- _Short problem_: Reproduce the lines below word for word, and leave the picture out of your answer.

- _Records for the exercise_:
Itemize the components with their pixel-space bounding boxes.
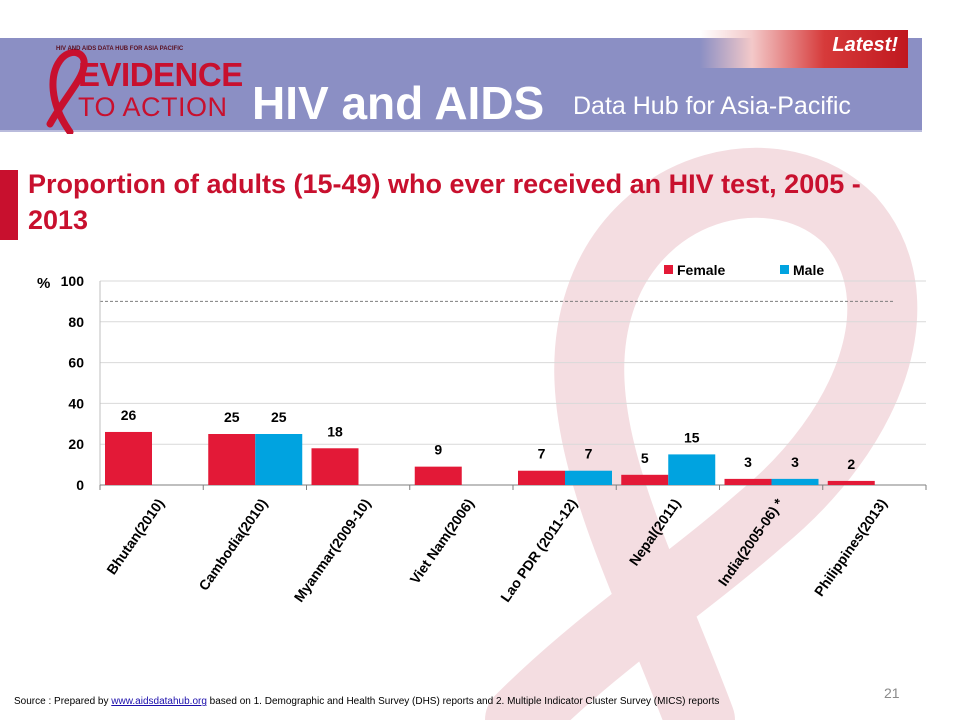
latest-banner: Latest!	[700, 30, 908, 68]
page-number: 21	[884, 685, 900, 701]
data-label: 25	[271, 409, 287, 425]
legend-swatch-female	[664, 265, 673, 274]
bar-male	[565, 470, 612, 485]
data-label: 5	[641, 450, 649, 466]
y-tick-label: 20	[68, 436, 84, 452]
data-label: 9	[434, 442, 442, 458]
y-tick-label: 0	[76, 477, 84, 493]
data-label: 7	[538, 446, 546, 462]
logo-line2: TO ACTION	[78, 92, 228, 122]
legend-label-male: Male	[793, 262, 824, 278]
x-tick-label: Myanmar(2009-10)	[291, 496, 374, 605]
y-tick-label: 60	[68, 355, 84, 371]
bar-female	[724, 478, 772, 485]
bar-male	[255, 434, 303, 485]
source-suffix: based on 1. Demographic and Health Surve…	[206, 696, 720, 707]
x-tick-label: India(2005-06) *	[715, 495, 787, 589]
x-tick-label: Viet Nam(2006)	[406, 496, 477, 587]
latest-label: Latest!	[832, 34, 898, 56]
data-label: 18	[327, 423, 343, 439]
x-tick-label: Nepal(2011)	[626, 496, 684, 569]
x-tick-label: Cambodia(2010)	[195, 496, 270, 594]
red-ribbon-icon	[46, 48, 88, 134]
logo-small-text: HIV AND AIDS DATA HUB FOR ASIA PACIFIC	[56, 46, 184, 52]
y-tick-label: 100	[61, 273, 85, 289]
bar-female	[518, 470, 565, 485]
data-label: 7	[585, 446, 593, 462]
bar-male	[668, 454, 716, 485]
bar-female	[311, 448, 359, 485]
bar-male	[771, 478, 819, 485]
bar-female	[621, 474, 669, 485]
data-label: 3	[791, 454, 799, 470]
bar-female	[414, 466, 462, 485]
data-label: 15	[684, 429, 700, 445]
y-axis-label: %	[37, 275, 50, 292]
bar-female	[827, 480, 875, 485]
legend-swatch-male	[780, 265, 789, 274]
data-label: 2	[847, 456, 855, 472]
app-title: HIV and AIDS	[252, 77, 545, 129]
x-tick-label: Philippines(2013)	[811, 496, 890, 600]
source-note: Source : Prepared by www.aidsdatahub.org…	[14, 696, 719, 707]
evidence-to-action-logo: HIV AND AIDS DATA HUB FOR ASIA PACIFIC E…	[40, 44, 243, 134]
bar-female	[208, 434, 256, 485]
legend-label-female: Female	[677, 262, 725, 278]
x-tick-label: Bhutan(2010)	[103, 496, 167, 578]
app-subtitle: Data Hub for Asia-Pacific	[573, 92, 851, 120]
source-prefix: Source : Prepared by	[14, 696, 112, 707]
bar-female	[105, 431, 152, 485]
data-label: 3	[744, 454, 752, 470]
y-tick-label: 80	[68, 314, 84, 330]
y-tick-label: 40	[68, 395, 84, 411]
x-tick-label: Lao PDR (2011-12)	[497, 496, 580, 605]
data-label: 26	[121, 407, 137, 423]
logo-line1: EVIDENCE	[78, 56, 243, 93]
source-link[interactable]: www.aidsdatahub.org	[111, 696, 207, 707]
title-accent-bar	[0, 170, 18, 240]
data-label: 25	[224, 409, 240, 425]
slide-title: Proportion of adults (15-49) who ever re…	[28, 169, 861, 235]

- _Full response_:
Itemize the components with their pixel-space bounding boxes.
latest-banner: Latest!	[700, 30, 908, 68]
page-number: 21	[884, 685, 900, 701]
data-label: 25	[271, 409, 287, 425]
legend-swatch-female	[664, 265, 673, 274]
bar-male	[565, 470, 612, 485]
data-label: 5	[641, 450, 649, 466]
y-tick-label: 20	[68, 436, 84, 452]
data-label: 9	[434, 442, 442, 458]
y-tick-label: 0	[76, 477, 84, 493]
data-label: 7	[538, 446, 546, 462]
logo-line2: TO ACTION	[78, 92, 228, 122]
legend-label-male: Male	[793, 262, 824, 278]
x-tick-label: Myanmar(2009-10)	[291, 496, 374, 605]
y-tick-label: 60	[68, 355, 84, 371]
bar-female	[724, 478, 772, 485]
bar-male	[255, 434, 303, 485]
source-suffix: based on 1. Demographic and Health Surve…	[206, 696, 720, 707]
x-tick-label: India(2005-06) *	[715, 495, 787, 589]
x-tick-label: Viet Nam(2006)	[406, 496, 477, 587]
latest-label: Latest!	[832, 34, 898, 56]
data-label: 18	[327, 423, 343, 439]
x-tick-label: Nepal(2011)	[626, 496, 684, 569]
x-tick-label: Cambodia(2010)	[195, 496, 270, 594]
red-ribbon-icon	[46, 48, 88, 134]
logo-small-text: HIV AND AIDS DATA HUB FOR ASIA PACIFIC	[56, 46, 184, 52]
y-tick-label: 100	[61, 273, 85, 289]
bar-female	[518, 470, 565, 485]
data-label: 7	[585, 446, 593, 462]
bar-male	[668, 454, 716, 485]
bar-female	[311, 448, 359, 485]
bar-male	[771, 478, 819, 485]
bar-female	[621, 474, 669, 485]
data-label: 3	[791, 454, 799, 470]
bar-female	[414, 466, 462, 485]
data-label: 15	[684, 429, 700, 445]
y-axis-label: %	[37, 275, 50, 292]
bar-female	[827, 480, 875, 485]
legend-swatch-male	[780, 265, 789, 274]
data-label: 2	[847, 456, 855, 472]
app-title: HIV and AIDS	[252, 77, 545, 129]
x-tick-label: Philippines(2013)	[811, 496, 890, 600]
source-note: Source : Prepared by www.aidsdatahub.org…	[14, 696, 719, 707]
evidence-to-action-logo: HIV AND AIDS DATA HUB FOR ASIA PACIFIC E…	[40, 44, 243, 134]
bar-female	[208, 434, 256, 485]
legend-label-female: Female	[677, 262, 725, 278]
x-tick-label: Bhutan(2010)	[103, 496, 167, 578]
app-subtitle: Data Hub for Asia-Pacific	[573, 92, 851, 120]
source-prefix: Source : Prepared by	[14, 696, 112, 707]
bar-female	[105, 431, 152, 485]
data-label: 3	[744, 454, 752, 470]
y-tick-label: 80	[68, 314, 84, 330]
y-tick-label: 40	[68, 395, 84, 411]
x-tick-label: Lao PDR (2011-12)	[497, 496, 580, 605]
data-label: 26	[121, 407, 137, 423]
logo-line1: EVIDENCE	[78, 56, 243, 93]
source-link[interactable]: www.aidsdatahub.org	[111, 696, 207, 707]
title-accent-bar	[0, 170, 18, 240]
data-label: 25	[224, 409, 240, 425]
slide-title: Proportion of adults (15-49) who ever re…	[28, 169, 861, 235]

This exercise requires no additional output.